• _DIRECTIONS FOR THIS TASK_: Your task is to transcribe all of the records exactly and leave out the pictures.

++++

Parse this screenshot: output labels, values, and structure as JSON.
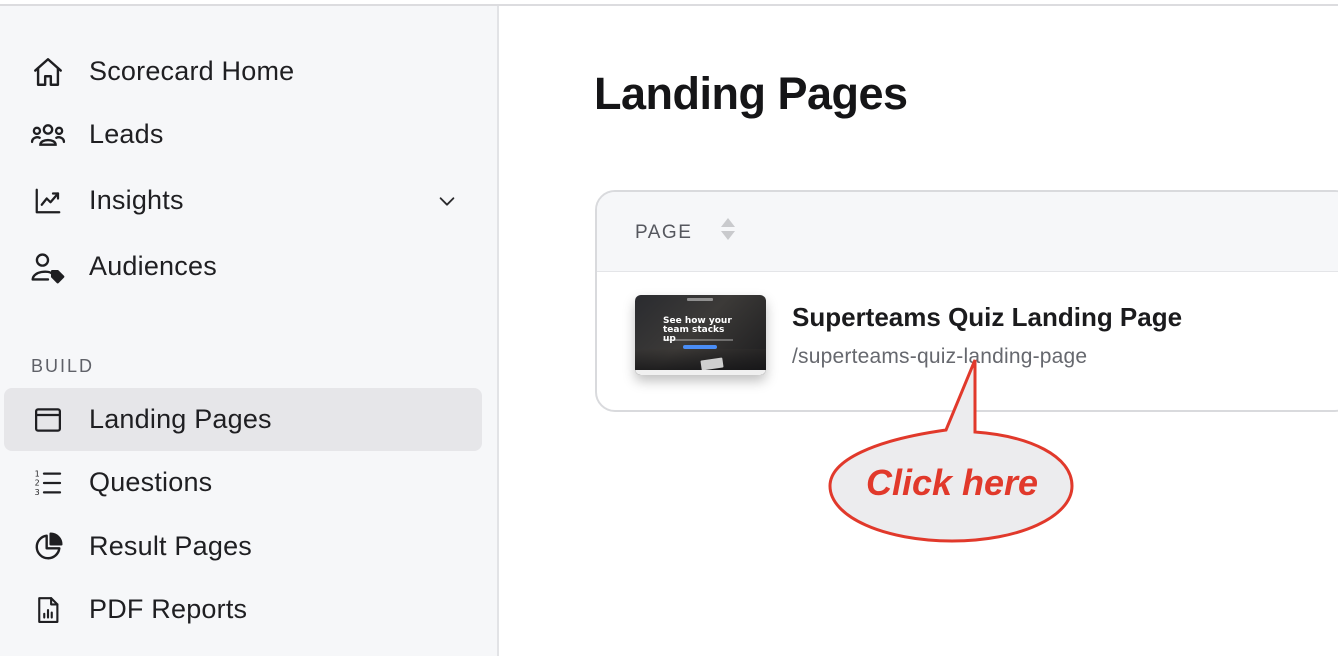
{
  "sidebar": {
    "nav_items": [
      {
        "label": "Scorecard Home",
        "icon": "home-icon"
      },
      {
        "label": "Leads",
        "icon": "users-icon"
      },
      {
        "label": "Insights",
        "icon": "chart-line-icon",
        "expandable": true
      },
      {
        "label": "Audiences",
        "icon": "user-tag-icon"
      }
    ],
    "build_section_label": "BUILD",
    "build_items": [
      {
        "label": "Landing Pages",
        "icon": "browser-window-icon",
        "active": true
      },
      {
        "label": "Questions",
        "icon": "numbered-list-icon"
      },
      {
        "label": "Result Pages",
        "icon": "pie-chart-icon"
      },
      {
        "label": "PDF Reports",
        "icon": "pdf-report-icon"
      }
    ]
  },
  "main": {
    "title": "Landing Pages",
    "table": {
      "column_header": "PAGE",
      "rows": [
        {
          "title": "Superteams Quiz Landing Page",
          "slug": "/superteams-quiz-landing-page",
          "thumbnail_headline": "See how your team stacks up"
        }
      ]
    }
  },
  "annotation": {
    "callout_text": "Click here",
    "color": "#e1392b"
  },
  "colors": {
    "sidebar_bg": "#f6f7f9",
    "active_item_bg": "#e6e6e9",
    "accent_red": "#e1392b"
  }
}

++++

• _RESPONSE TO THIS TASK_:
Parse this screenshot: output labels, values, and structure as JSON.
{
  "sidebar": {
    "nav_items": [
      {
        "label": "Scorecard Home",
        "icon": "home-icon"
      },
      {
        "label": "Leads",
        "icon": "users-icon"
      },
      {
        "label": "Insights",
        "icon": "chart-line-icon",
        "expandable": true
      },
      {
        "label": "Audiences",
        "icon": "user-tag-icon"
      }
    ],
    "build_section_label": "BUILD",
    "build_items": [
      {
        "label": "Landing Pages",
        "icon": "browser-window-icon",
        "active": true
      },
      {
        "label": "Questions",
        "icon": "numbered-list-icon"
      },
      {
        "label": "Result Pages",
        "icon": "pie-chart-icon"
      },
      {
        "label": "PDF Reports",
        "icon": "pdf-report-icon"
      }
    ]
  },
  "main": {
    "title": "Landing Pages",
    "table": {
      "column_header": "PAGE",
      "rows": [
        {
          "title": "Superteams Quiz Landing Page",
          "slug": "/superteams-quiz-landing-page",
          "thumbnail_headline": "See how your team stacks up"
        }
      ]
    }
  },
  "annotation": {
    "callout_text": "Click here",
    "color": "#e1392b"
  },
  "colors": {
    "sidebar_bg": "#f6f7f9",
    "active_item_bg": "#e6e6e9",
    "accent_red": "#e1392b"
  }
}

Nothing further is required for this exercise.